Supplied entries:
——————————

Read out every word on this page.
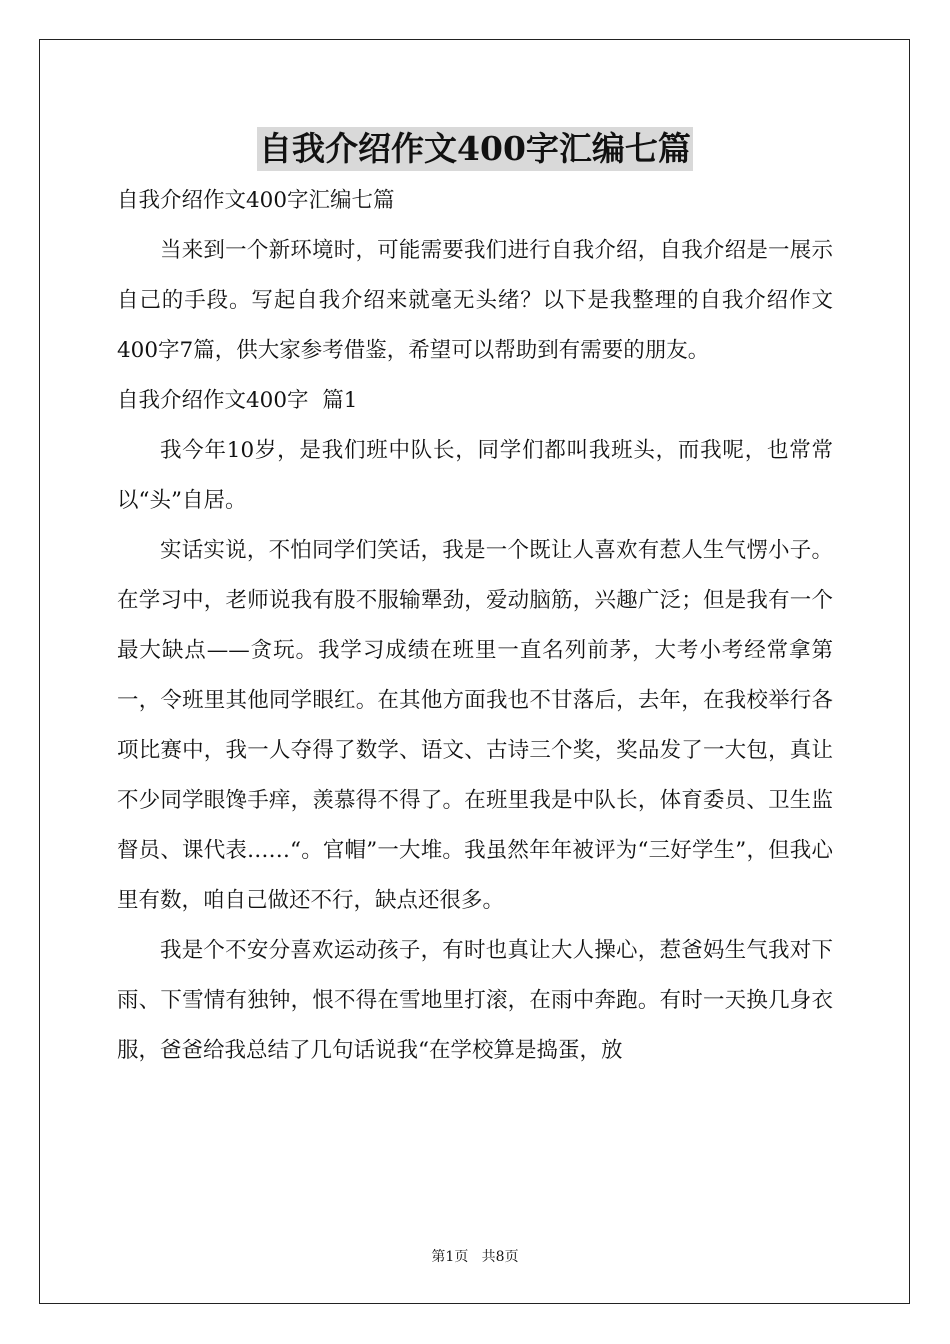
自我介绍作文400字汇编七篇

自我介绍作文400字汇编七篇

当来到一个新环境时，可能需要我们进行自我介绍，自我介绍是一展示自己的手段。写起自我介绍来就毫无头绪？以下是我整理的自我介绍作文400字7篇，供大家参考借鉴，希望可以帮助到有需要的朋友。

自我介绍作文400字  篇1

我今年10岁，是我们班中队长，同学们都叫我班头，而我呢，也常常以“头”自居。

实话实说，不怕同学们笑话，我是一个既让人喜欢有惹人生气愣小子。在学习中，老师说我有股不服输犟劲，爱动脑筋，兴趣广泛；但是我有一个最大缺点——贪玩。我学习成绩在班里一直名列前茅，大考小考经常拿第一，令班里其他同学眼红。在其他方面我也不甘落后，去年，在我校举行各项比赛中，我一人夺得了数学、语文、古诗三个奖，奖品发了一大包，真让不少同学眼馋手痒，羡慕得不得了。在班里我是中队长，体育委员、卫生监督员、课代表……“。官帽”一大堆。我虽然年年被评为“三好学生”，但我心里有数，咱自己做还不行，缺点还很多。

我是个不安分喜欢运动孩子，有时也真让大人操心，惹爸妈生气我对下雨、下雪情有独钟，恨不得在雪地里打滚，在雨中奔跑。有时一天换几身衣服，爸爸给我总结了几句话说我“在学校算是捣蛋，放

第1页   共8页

——————————

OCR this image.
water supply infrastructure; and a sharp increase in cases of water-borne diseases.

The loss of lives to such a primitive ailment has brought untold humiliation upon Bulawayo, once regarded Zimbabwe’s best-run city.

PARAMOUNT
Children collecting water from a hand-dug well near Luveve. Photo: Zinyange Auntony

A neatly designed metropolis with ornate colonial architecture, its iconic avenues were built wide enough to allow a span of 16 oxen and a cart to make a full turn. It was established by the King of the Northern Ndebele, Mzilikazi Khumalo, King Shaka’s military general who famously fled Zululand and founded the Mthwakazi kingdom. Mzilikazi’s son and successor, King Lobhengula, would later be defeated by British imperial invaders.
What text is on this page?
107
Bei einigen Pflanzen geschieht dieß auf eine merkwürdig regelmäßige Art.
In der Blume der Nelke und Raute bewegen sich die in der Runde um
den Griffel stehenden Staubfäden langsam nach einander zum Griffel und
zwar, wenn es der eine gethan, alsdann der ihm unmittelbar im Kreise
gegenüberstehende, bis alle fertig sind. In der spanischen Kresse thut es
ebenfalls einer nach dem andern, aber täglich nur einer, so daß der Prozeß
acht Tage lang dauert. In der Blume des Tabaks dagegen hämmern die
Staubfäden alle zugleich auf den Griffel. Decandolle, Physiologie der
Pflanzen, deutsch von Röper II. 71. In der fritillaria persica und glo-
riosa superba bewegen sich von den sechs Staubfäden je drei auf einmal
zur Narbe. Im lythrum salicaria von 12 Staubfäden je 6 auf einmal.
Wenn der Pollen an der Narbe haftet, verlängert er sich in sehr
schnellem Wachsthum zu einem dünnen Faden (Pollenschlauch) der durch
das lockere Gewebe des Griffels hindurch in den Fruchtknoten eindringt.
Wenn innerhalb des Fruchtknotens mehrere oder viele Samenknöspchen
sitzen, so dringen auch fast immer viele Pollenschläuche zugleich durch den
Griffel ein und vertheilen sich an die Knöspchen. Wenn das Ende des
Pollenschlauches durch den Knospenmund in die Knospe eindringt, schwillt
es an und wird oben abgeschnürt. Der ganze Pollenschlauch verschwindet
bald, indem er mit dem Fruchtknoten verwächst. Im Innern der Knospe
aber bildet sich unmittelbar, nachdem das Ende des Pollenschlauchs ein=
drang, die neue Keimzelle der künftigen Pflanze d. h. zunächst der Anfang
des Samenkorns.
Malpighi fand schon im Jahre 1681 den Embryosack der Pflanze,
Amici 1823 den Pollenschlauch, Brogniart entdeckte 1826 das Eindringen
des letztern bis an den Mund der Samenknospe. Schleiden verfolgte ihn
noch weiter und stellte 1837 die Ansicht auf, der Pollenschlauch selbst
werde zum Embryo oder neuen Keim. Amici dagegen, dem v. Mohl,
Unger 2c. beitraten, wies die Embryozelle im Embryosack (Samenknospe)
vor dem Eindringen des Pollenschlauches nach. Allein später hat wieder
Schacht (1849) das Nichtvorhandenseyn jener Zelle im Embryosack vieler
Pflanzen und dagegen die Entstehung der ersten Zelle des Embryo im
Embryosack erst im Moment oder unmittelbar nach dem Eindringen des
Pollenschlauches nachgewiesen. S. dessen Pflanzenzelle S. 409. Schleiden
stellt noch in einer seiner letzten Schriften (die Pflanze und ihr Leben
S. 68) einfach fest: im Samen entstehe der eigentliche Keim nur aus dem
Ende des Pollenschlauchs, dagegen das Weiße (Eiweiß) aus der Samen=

——————————

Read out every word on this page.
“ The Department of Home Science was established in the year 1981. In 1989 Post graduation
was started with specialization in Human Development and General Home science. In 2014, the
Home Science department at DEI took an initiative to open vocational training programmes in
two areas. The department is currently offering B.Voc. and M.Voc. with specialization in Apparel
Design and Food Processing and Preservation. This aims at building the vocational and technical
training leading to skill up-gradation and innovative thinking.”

——————————

Aim: Identify and copy the lines holding the word "unmittelbar".

The output:
zwar, wenn es der eine gethan, alsdann der ihm unmittelbar im Kreise
aber bildet sich unmittelbar, nachdem das Ende des Pollenschlauchs ein=
Embryosack erst im Moment oder unmittelbar nach dem Eindringen des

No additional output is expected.